EXERCISE GOAL: Review the material and extract every line in which the word "this" occurs.
===
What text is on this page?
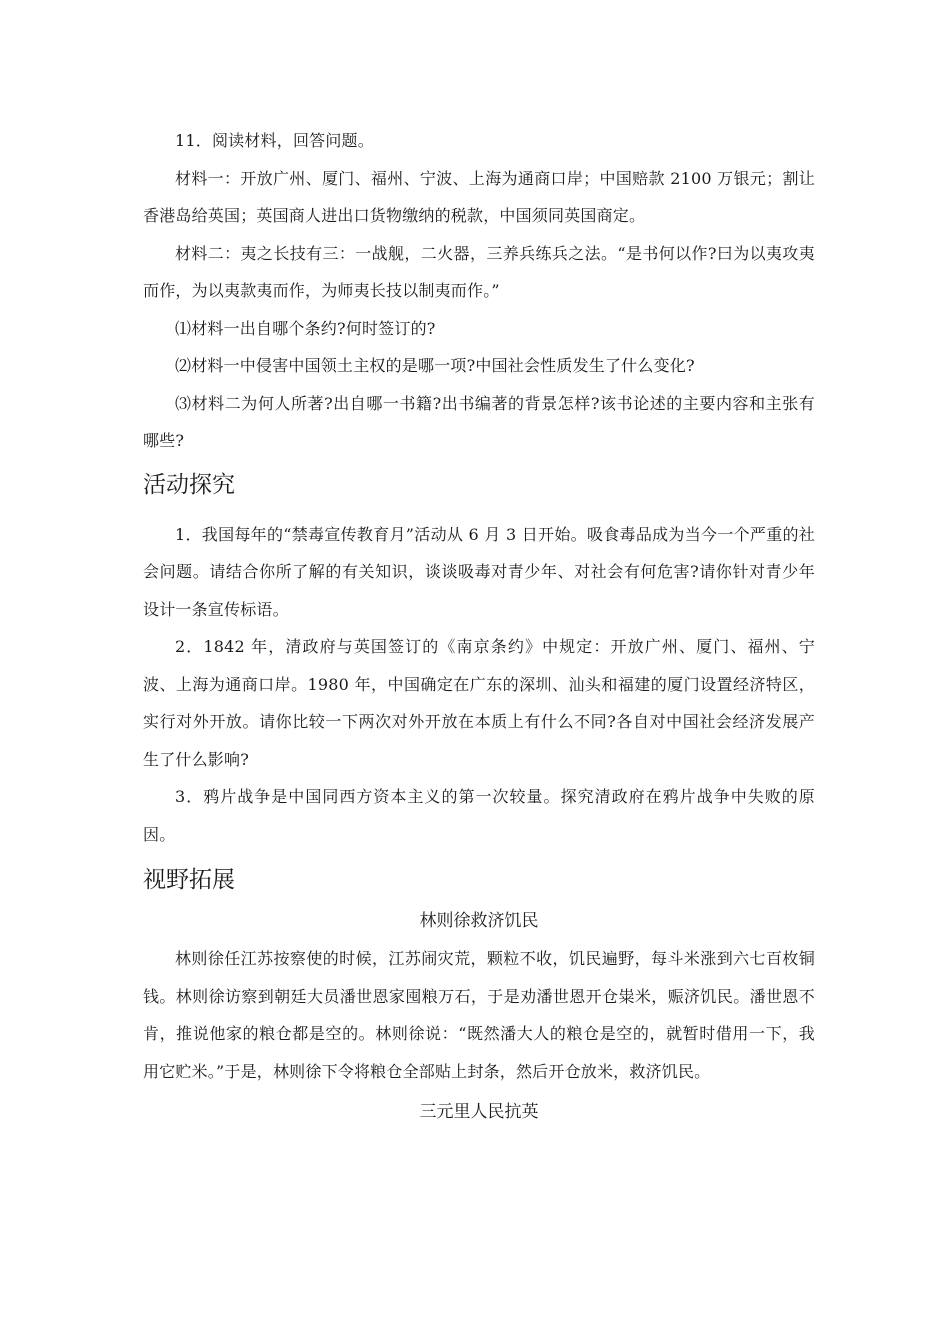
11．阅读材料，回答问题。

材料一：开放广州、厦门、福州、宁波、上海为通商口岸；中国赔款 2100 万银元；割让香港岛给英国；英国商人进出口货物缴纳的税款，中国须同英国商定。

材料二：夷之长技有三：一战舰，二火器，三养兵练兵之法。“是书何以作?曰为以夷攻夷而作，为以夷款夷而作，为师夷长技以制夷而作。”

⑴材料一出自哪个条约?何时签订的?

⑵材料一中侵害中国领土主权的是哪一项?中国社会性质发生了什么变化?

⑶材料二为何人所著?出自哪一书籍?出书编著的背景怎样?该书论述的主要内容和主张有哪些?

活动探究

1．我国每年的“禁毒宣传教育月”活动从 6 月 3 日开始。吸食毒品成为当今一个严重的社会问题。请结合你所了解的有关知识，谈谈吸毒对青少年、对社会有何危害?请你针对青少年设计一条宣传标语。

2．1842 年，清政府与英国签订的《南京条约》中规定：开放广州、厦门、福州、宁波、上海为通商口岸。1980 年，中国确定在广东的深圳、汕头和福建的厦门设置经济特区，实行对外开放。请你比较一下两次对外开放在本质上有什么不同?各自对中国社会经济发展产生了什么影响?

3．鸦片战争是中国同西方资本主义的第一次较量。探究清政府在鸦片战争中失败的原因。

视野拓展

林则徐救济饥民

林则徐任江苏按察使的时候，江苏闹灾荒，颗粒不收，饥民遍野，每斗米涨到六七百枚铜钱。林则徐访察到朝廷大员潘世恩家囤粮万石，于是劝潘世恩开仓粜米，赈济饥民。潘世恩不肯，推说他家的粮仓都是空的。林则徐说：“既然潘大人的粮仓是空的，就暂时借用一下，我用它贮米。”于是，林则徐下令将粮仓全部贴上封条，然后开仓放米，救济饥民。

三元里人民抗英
===
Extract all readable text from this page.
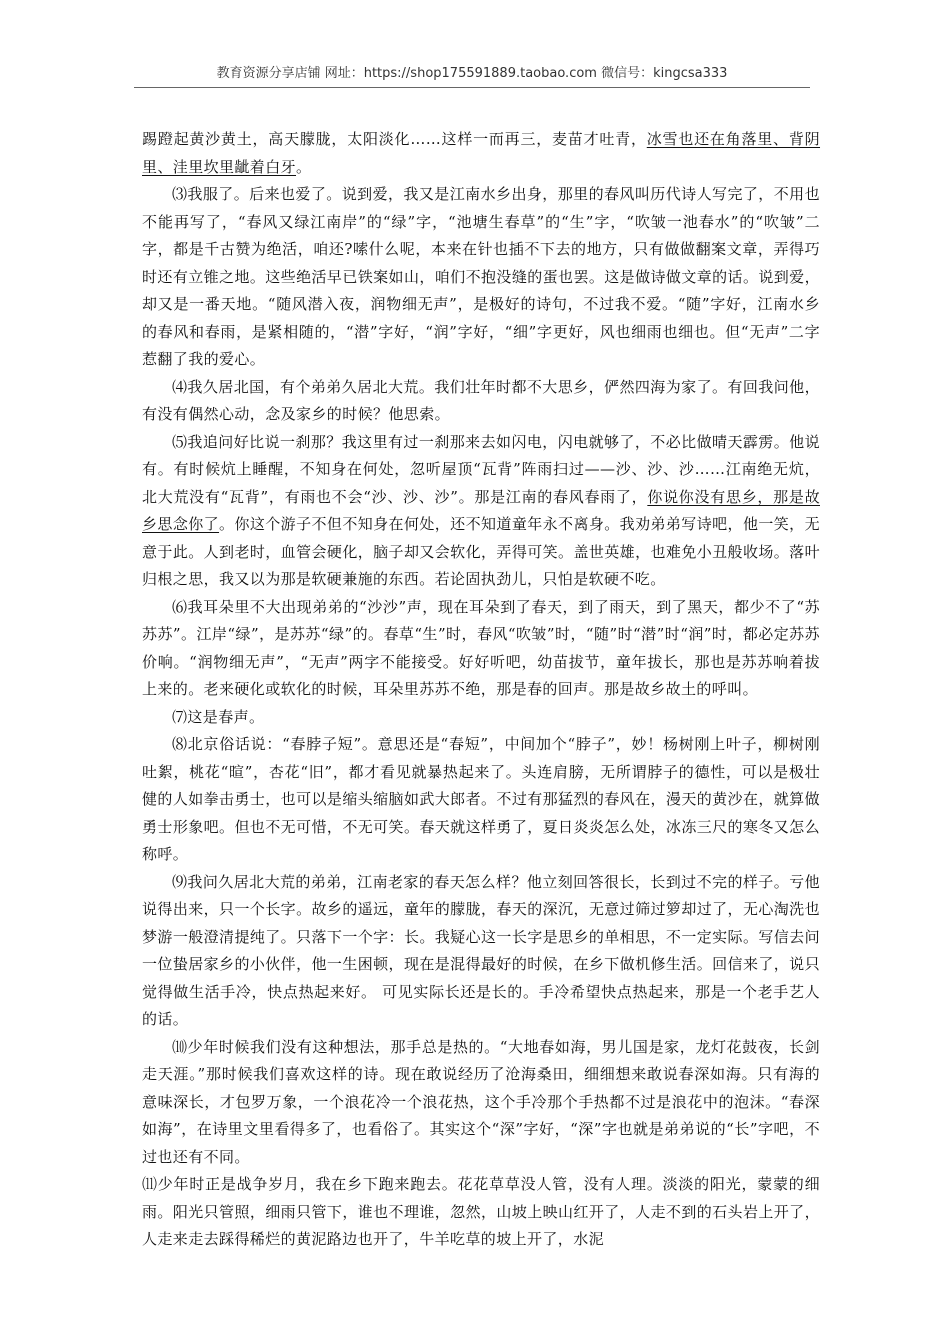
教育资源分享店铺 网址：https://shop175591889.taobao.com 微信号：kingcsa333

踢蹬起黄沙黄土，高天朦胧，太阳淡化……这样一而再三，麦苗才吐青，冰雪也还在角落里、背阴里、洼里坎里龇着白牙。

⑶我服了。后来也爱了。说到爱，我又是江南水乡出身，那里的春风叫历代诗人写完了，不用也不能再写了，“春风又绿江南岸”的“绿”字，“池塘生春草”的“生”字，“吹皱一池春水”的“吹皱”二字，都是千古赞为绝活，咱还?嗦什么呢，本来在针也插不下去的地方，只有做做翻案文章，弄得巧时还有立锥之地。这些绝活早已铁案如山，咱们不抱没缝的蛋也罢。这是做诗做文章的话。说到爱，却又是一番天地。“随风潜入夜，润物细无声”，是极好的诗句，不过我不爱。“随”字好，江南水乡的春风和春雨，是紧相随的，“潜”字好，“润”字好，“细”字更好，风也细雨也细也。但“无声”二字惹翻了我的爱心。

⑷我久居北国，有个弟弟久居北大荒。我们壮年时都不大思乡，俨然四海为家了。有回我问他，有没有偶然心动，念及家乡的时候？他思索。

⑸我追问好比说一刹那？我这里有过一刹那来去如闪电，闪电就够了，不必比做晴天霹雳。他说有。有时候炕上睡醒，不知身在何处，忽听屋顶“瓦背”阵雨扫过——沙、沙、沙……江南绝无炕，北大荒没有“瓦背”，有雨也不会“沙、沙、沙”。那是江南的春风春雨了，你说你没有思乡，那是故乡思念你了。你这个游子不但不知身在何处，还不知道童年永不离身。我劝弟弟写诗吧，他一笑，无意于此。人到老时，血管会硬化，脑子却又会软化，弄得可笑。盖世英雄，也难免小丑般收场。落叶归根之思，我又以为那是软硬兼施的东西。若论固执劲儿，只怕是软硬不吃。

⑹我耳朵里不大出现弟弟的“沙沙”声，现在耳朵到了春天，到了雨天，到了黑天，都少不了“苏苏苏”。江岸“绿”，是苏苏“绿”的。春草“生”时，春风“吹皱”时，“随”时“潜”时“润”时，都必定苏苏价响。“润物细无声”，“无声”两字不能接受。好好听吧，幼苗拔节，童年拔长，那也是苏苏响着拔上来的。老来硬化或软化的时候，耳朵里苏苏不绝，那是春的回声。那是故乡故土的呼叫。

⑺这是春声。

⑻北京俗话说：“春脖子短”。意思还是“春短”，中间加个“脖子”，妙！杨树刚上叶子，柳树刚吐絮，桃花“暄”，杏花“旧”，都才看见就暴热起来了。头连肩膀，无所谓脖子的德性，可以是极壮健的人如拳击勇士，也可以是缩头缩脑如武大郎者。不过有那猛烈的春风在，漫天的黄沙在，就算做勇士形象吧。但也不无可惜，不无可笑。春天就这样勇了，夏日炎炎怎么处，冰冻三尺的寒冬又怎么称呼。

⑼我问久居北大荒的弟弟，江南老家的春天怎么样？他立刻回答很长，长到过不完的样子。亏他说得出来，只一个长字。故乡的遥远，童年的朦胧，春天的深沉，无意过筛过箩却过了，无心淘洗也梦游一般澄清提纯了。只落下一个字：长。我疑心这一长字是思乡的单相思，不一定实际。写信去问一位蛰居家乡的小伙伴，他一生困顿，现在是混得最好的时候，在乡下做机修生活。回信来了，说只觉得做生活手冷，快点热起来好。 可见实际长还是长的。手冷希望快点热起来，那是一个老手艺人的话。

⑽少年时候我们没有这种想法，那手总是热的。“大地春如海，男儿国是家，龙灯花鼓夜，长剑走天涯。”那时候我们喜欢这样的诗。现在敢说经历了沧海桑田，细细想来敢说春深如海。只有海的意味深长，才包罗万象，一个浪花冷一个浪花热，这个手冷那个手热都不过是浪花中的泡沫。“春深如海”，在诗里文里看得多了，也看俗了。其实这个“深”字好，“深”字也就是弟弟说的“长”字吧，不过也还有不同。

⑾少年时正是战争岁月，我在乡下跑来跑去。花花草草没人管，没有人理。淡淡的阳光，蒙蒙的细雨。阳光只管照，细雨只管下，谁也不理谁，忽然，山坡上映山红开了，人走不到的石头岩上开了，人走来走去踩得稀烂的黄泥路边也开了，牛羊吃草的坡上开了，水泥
===
RESPONSE TO THE EXERCISE:
What text is on this page?
Extract all readable text from this page.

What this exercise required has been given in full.